Copy each line exactly. Drop every picture.

--- RECORDS SHOWN ---

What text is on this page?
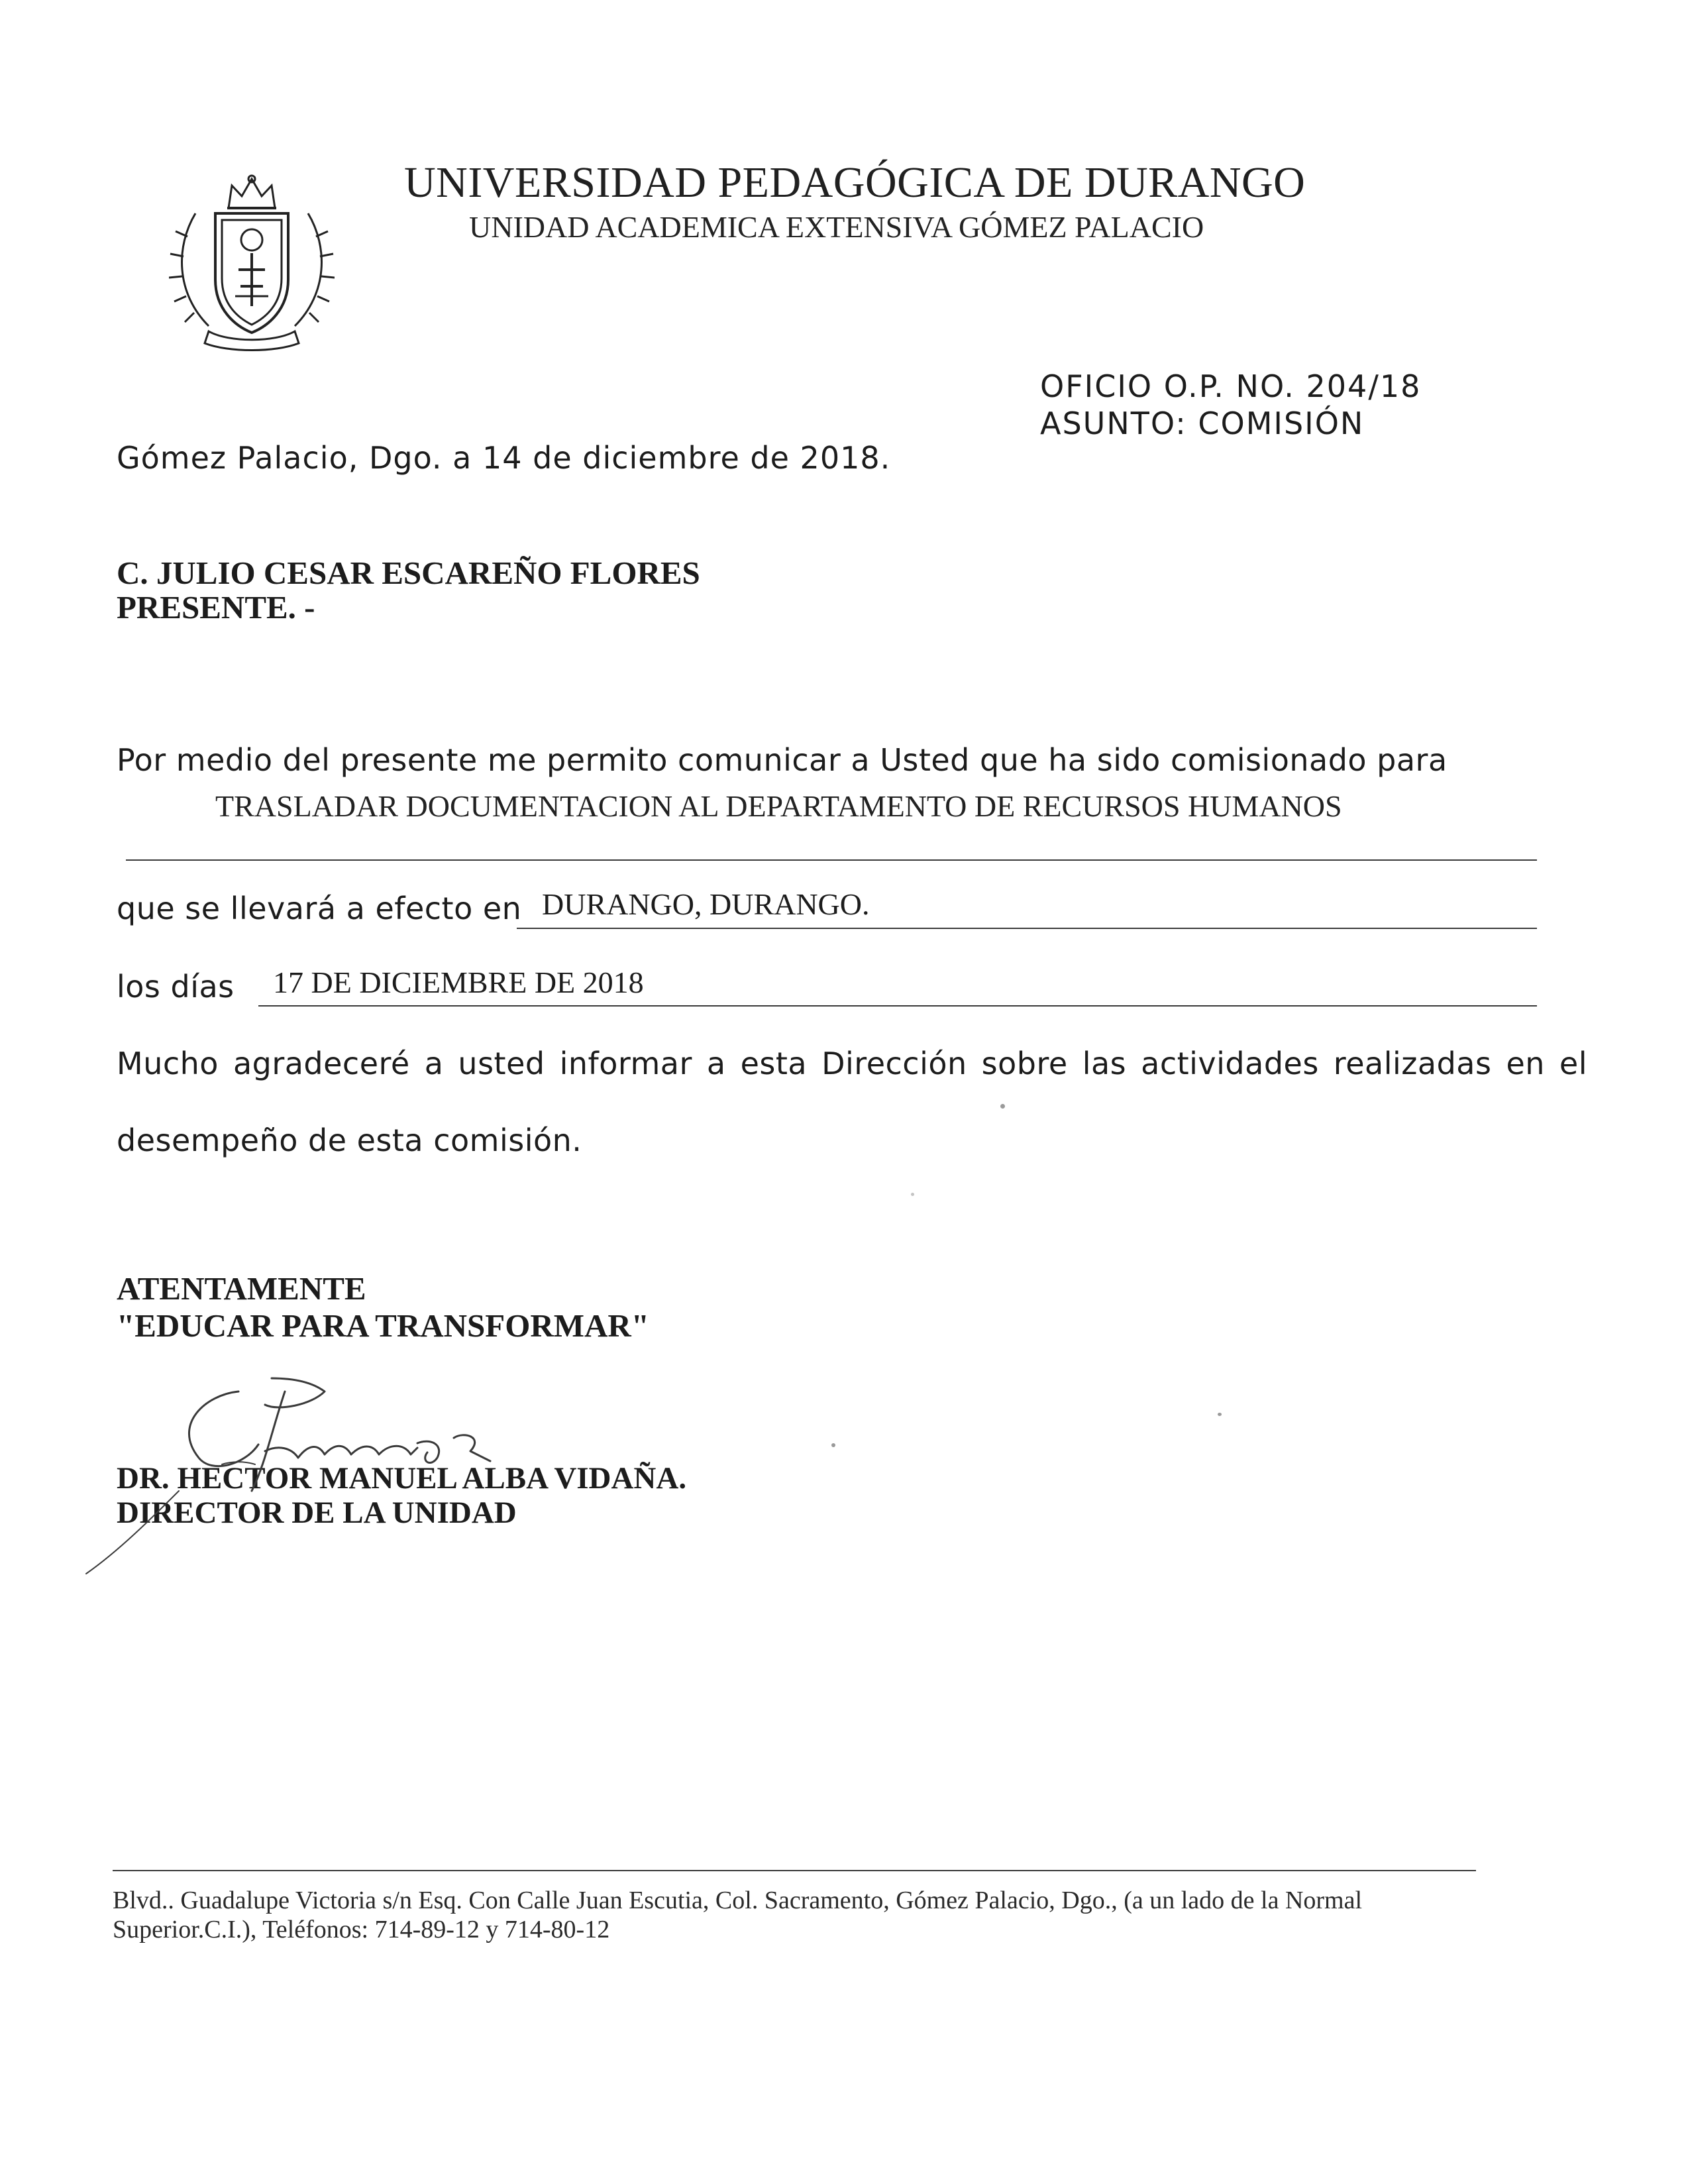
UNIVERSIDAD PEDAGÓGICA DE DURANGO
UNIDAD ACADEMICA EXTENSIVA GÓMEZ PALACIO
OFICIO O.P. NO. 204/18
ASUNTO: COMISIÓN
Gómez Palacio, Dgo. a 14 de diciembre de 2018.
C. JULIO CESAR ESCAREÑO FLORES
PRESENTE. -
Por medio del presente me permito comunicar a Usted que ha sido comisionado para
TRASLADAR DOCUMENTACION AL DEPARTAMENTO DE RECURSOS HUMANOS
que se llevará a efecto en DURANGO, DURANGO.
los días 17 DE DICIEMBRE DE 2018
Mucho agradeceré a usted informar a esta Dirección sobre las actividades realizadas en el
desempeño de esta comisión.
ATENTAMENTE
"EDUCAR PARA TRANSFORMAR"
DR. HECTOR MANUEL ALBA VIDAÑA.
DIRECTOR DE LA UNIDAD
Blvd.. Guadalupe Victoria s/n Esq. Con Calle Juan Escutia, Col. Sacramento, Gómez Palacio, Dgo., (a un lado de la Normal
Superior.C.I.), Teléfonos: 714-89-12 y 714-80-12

---

### THE OUTPUT
What text is on this page?
UNIVERSIDAD PEDAGÓGICA DE DURANGO
UNIDAD ACADEMICA EXTENSIVA GÓMEZ PALACIO
OFICIO O.P. NO. 204/18
ASUNTO: COMISIÓN
Gómez Palacio, Dgo. a 14 de diciembre de 2018.
C. JULIO CESAR ESCAREÑO FLORES
PRESENTE. -
Por medio del presente me permito comunicar a Usted que ha sido comisionado para
TRASLADAR DOCUMENTACION AL DEPARTAMENTO DE RECURSOS HUMANOS
que se llevará a efecto en DURANGO, DURANGO.
los días 17 DE DICIEMBRE DE 2018
Mucho agradeceré a usted informar a esta Dirección sobre las actividades realizadas en el
desempeño de esta comisión.
ATENTAMENTE
"EDUCAR PARA TRANSFORMAR"
DR. HECTOR MANUEL ALBA VIDAÑA.
DIRECTOR DE LA UNIDAD
Blvd.. Guadalupe Victoria s/n Esq. Con Calle Juan Escutia, Col. Sacramento, Gómez Palacio, Dgo., (a un lado de la Normal
Superior.C.I.), Teléfonos: 714-89-12 y 714-80-12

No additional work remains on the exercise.